Records provided =>
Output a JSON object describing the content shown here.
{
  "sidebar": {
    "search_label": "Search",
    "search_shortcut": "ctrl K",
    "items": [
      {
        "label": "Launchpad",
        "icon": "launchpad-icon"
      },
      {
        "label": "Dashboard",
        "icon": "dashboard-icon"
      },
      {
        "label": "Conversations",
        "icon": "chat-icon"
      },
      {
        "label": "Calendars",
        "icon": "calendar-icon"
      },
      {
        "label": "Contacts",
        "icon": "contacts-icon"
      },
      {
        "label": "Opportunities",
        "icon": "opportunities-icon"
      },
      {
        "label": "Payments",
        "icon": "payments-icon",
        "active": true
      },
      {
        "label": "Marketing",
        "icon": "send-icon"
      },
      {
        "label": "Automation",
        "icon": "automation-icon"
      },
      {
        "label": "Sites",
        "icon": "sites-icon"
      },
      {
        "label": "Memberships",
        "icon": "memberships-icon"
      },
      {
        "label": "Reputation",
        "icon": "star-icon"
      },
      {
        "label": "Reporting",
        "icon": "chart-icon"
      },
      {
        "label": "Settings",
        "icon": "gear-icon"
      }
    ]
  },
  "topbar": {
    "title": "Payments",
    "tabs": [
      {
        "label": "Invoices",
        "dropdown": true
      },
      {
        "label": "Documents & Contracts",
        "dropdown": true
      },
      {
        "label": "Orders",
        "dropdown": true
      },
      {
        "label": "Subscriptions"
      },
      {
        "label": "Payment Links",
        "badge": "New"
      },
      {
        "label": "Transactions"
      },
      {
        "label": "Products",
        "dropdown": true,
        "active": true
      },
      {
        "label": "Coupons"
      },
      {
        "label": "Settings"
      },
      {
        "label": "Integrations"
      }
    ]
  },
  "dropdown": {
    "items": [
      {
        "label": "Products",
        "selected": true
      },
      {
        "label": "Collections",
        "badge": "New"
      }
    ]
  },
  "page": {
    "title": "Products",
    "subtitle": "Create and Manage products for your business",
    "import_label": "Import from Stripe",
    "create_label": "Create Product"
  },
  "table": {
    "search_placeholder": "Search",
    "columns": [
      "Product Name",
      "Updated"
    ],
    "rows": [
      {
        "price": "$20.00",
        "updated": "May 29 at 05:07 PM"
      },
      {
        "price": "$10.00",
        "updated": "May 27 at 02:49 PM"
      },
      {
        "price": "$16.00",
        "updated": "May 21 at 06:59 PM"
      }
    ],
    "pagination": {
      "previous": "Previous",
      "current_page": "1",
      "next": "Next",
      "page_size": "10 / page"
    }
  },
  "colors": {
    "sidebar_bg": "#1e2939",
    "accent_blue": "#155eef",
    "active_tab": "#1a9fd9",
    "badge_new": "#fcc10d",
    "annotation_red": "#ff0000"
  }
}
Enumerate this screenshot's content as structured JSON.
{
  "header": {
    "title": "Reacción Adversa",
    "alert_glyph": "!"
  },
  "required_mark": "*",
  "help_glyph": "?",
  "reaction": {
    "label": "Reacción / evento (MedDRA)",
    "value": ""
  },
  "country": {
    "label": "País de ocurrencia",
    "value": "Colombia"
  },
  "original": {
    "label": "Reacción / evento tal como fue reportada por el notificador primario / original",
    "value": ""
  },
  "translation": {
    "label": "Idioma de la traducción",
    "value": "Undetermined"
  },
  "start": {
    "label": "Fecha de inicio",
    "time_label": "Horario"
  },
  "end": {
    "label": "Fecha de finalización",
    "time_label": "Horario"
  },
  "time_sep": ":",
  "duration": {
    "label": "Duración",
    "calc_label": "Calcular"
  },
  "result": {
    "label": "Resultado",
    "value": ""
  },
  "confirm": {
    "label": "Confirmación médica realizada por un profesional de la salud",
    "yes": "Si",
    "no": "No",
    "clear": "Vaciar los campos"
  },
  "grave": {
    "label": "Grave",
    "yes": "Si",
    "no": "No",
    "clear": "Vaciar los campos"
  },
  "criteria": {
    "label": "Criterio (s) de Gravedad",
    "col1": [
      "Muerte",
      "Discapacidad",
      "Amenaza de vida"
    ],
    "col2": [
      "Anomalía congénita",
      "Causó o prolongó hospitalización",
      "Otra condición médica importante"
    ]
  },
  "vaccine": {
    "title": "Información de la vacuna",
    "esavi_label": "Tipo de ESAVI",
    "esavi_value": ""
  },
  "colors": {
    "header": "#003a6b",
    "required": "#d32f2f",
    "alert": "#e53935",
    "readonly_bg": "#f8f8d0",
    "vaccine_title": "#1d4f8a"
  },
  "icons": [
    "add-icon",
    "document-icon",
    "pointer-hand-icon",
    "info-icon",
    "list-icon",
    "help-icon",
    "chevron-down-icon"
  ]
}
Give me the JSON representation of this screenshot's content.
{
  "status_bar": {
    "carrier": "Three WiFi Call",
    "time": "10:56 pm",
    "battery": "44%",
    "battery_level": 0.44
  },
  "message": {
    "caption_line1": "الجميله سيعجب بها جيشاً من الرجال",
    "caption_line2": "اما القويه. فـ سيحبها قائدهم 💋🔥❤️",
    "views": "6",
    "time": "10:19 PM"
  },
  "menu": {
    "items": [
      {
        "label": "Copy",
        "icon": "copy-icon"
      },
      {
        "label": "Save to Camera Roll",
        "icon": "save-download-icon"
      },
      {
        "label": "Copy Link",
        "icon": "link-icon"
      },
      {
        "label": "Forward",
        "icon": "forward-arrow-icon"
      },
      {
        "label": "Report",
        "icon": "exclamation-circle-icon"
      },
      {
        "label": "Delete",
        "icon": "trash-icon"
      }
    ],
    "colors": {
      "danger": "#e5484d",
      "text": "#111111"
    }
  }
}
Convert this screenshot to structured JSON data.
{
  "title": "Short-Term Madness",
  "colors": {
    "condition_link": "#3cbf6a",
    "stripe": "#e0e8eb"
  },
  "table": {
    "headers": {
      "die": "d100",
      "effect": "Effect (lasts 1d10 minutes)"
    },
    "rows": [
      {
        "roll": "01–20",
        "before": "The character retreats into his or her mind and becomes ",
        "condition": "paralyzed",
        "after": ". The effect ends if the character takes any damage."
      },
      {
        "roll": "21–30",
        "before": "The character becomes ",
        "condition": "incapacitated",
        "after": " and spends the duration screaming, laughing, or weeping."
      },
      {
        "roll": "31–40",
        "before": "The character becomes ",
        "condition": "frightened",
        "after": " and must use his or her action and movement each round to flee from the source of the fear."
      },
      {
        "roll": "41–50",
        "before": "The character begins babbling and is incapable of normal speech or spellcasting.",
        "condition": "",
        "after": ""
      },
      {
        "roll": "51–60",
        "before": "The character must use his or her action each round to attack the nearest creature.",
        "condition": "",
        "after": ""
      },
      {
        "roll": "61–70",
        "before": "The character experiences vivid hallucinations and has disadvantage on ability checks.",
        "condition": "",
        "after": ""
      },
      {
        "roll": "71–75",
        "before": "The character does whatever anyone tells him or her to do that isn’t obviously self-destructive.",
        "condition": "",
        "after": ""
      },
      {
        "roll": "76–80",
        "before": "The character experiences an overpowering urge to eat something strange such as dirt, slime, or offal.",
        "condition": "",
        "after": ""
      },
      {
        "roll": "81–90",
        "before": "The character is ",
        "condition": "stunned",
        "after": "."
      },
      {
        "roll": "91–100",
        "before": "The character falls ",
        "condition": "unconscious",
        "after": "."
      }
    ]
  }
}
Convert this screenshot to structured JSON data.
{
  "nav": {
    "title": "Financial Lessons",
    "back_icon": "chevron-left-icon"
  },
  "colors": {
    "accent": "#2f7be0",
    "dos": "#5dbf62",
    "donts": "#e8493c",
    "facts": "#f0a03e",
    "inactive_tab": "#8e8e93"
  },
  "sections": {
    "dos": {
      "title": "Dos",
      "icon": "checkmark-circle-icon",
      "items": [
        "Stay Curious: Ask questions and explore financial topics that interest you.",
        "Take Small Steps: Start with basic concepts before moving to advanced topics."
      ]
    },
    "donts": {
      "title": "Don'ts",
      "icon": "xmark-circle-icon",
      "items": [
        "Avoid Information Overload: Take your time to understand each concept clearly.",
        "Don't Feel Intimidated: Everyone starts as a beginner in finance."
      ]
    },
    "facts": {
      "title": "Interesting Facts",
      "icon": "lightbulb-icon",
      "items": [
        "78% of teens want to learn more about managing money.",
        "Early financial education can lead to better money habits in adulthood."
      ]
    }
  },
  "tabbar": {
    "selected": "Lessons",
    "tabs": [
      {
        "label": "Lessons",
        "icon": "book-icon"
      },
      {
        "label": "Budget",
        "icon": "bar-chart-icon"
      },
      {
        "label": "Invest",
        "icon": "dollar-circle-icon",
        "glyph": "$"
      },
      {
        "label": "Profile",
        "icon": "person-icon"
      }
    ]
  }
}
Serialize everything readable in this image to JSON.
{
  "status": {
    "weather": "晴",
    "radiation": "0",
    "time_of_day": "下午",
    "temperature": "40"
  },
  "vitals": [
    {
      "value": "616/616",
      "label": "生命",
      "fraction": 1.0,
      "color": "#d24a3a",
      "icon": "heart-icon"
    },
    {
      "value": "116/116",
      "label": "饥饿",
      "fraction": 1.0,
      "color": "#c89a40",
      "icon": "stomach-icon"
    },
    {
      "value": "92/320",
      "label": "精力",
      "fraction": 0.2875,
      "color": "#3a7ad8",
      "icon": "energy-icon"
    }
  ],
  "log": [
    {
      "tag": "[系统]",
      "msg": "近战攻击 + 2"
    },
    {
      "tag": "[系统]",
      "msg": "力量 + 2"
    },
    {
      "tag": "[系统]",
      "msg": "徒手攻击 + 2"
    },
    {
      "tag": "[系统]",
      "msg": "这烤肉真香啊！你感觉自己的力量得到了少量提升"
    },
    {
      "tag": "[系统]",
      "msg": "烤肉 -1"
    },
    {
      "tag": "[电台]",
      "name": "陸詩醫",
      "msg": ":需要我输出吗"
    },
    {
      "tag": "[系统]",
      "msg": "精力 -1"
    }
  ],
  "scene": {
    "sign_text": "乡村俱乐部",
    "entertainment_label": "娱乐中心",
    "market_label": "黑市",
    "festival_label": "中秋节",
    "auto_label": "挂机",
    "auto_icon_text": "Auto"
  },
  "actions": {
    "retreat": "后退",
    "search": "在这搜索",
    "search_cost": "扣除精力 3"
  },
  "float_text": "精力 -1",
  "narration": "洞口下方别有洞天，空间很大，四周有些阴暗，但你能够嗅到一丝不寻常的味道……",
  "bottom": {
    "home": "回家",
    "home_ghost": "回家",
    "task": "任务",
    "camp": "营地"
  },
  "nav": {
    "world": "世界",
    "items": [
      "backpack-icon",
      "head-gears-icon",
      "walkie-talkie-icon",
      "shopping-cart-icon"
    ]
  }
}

Work to be completed =>
List each line of the entries that holds the string "chevron".

Reply =>
    "chevron-down-icon"
    "back_icon": "chevron-left-icon"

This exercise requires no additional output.